* _Entries from a dataset_
****************
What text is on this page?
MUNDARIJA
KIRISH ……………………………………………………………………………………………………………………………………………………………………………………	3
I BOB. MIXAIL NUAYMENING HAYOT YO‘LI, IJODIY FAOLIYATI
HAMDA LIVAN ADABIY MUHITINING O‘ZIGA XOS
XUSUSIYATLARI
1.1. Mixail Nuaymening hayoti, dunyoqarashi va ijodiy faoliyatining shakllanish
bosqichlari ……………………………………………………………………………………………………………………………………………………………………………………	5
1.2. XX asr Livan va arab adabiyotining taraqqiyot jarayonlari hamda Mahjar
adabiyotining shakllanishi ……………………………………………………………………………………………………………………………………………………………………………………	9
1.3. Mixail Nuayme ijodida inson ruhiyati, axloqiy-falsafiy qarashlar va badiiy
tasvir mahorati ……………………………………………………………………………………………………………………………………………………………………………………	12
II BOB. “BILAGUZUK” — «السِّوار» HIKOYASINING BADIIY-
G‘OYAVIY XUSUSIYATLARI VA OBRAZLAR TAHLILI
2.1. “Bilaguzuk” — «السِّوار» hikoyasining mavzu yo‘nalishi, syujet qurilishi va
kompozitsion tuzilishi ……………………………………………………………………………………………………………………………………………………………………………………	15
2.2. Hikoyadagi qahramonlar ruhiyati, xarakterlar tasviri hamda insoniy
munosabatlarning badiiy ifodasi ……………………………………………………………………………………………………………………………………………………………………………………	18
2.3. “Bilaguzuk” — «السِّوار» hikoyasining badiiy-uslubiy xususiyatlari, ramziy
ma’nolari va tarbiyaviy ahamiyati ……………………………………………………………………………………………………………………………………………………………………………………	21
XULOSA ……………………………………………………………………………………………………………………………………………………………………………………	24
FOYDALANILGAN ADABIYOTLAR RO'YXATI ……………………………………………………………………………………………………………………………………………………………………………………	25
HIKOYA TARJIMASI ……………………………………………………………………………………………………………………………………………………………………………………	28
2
****************
* _WHAT THE TASK REQUIRES_
Copy out the material above in its entirety. Every detail must match.

* _IN RESPONSE_
What text is on this page?
MUNDARIJA
KIRISH ……………………………………………………………………………………………………………………………………………………………………………………	3
I BOB. MIXAIL NUAYMENING HAYOT YO‘LI, IJODIY FAOLIYATI
HAMDA LIVAN ADABIY MUHITINING O‘ZIGA XOS
XUSUSIYATLARI
1.1. Mixail Nuaymening hayoti, dunyoqarashi va ijodiy faoliyatining shakllanish
bosqichlari ……………………………………………………………………………………………………………………………………………………………………………………	5
1.2. XX asr Livan va arab adabiyotining taraqqiyot jarayonlari hamda Mahjar
adabiyotining shakllanishi ……………………………………………………………………………………………………………………………………………………………………………………	9
1.3. Mixail Nuayme ijodida inson ruhiyati, axloqiy-falsafiy qarashlar va badiiy
tasvir mahorati ……………………………………………………………………………………………………………………………………………………………………………………	12
II BOB. “BILAGUZUK” — «السِّوار» HIKOYASINING BADIIY-
G‘OYAVIY XUSUSIYATLARI VA OBRAZLAR TAHLILI
2.1. “Bilaguzuk” — «السِّوار» hikoyasining mavzu yo‘nalishi, syujet qurilishi va
kompozitsion tuzilishi ……………………………………………………………………………………………………………………………………………………………………………………	15
2.2. Hikoyadagi qahramonlar ruhiyati, xarakterlar tasviri hamda insoniy
munosabatlarning badiiy ifodasi ……………………………………………………………………………………………………………………………………………………………………………………	18
2.3. “Bilaguzuk” — «السِّوار» hikoyasining badiiy-uslubiy xususiyatlari, ramziy
ma’nolari va tarbiyaviy ahamiyati ……………………………………………………………………………………………………………………………………………………………………………………	21
XULOSA ……………………………………………………………………………………………………………………………………………………………………………………	24
FOYDALANILGAN ADABIYOTLAR RO'YXATI ……………………………………………………………………………………………………………………………………………………………………………………	25
HIKOYA TARJIMASI ……………………………………………………………………………………………………………………………………………………………………………………	28
2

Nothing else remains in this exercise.